— begin Supplied material —
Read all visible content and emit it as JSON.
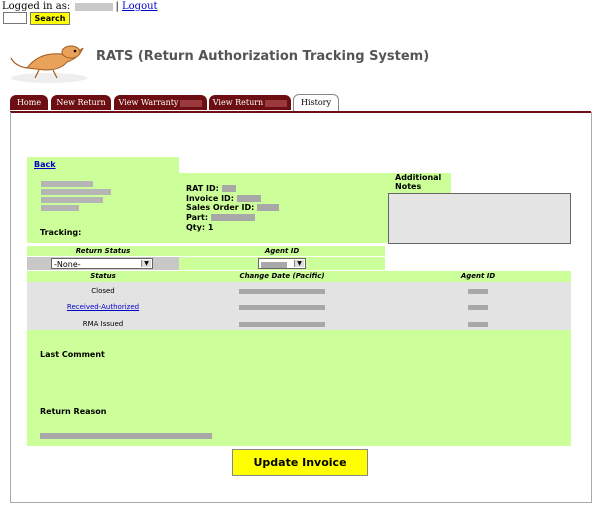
{
  "header": {
    "logged_in_prefix": "Logged in as:",
    "logout_label": "Logout",
    "search_label": "Search"
  },
  "app": {
    "title": "RATS (Return Authorization Tracking System)"
  },
  "tabs": [
    {
      "label": "Home"
    },
    {
      "label": "New Return"
    },
    {
      "label": "View Warranty"
    },
    {
      "label": "View Return"
    },
    {
      "label": "History"
    }
  ],
  "detail": {
    "back_label": "Back",
    "tracking_label": "Tracking:",
    "rat_id_label": "RAT ID:",
    "invoice_id_label": "Invoice ID:",
    "sales_order_label": "Sales Order ID:",
    "part_label": "Part:",
    "qty_label": "Qty: 1",
    "additional_notes_label": "Additional Notes"
  },
  "filters": {
    "return_status_header": "Return Status",
    "agent_id_header": "Agent ID",
    "return_status_value": "-None-"
  },
  "history_table": {
    "headers": [
      "Status",
      "Change Date (Pacific)",
      "Agent ID"
    ],
    "rows": [
      {
        "status": "Closed"
      },
      {
        "status": "Received-Authorized"
      },
      {
        "status": "RMA Issued"
      }
    ]
  },
  "comments": {
    "last_comment_label": "Last Comment",
    "return_reason_label": "Return Reason"
  },
  "actions": {
    "update_label": "Update Invoice"
  }
}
— end Supplied material —
Problem requirements
Omit the pictures and restate the rest of the records verbatim.

The output
Read all visible content and emit it as JSON.
{
  "header": {
    "logged_in_prefix": "Logged in as:",
    "logout_label": "Logout",
    "search_label": "Search"
  },
  "app": {
    "title": "RATS (Return Authorization Tracking System)"
  },
  "tabs": [
    {
      "label": "Home"
    },
    {
      "label": "New Return"
    },
    {
      "label": "View Warranty"
    },
    {
      "label": "View Return"
    },
    {
      "label": "History"
    }
  ],
  "detail": {
    "back_label": "Back",
    "tracking_label": "Tracking:",
    "rat_id_label": "RAT ID:",
    "invoice_id_label": "Invoice ID:",
    "sales_order_label": "Sales Order ID:",
    "part_label": "Part:",
    "qty_label": "Qty: 1",
    "additional_notes_label": "Additional Notes"
  },
  "filters": {
    "return_status_header": "Return Status",
    "agent_id_header": "Agent ID",
    "return_status_value": "-None-"
  },
  "history_table": {
    "headers": [
      "Status",
      "Change Date (Pacific)",
      "Agent ID"
    ],
    "rows": [
      {
        "status": "Closed"
      },
      {
        "status": "Received-Authorized"
      },
      {
        "status": "RMA Issued"
      }
    ]
  },
  "comments": {
    "last_comment_label": "Last Comment",
    "return_reason_label": "Return Reason"
  },
  "actions": {
    "update_label": "Update Invoice"
  }
}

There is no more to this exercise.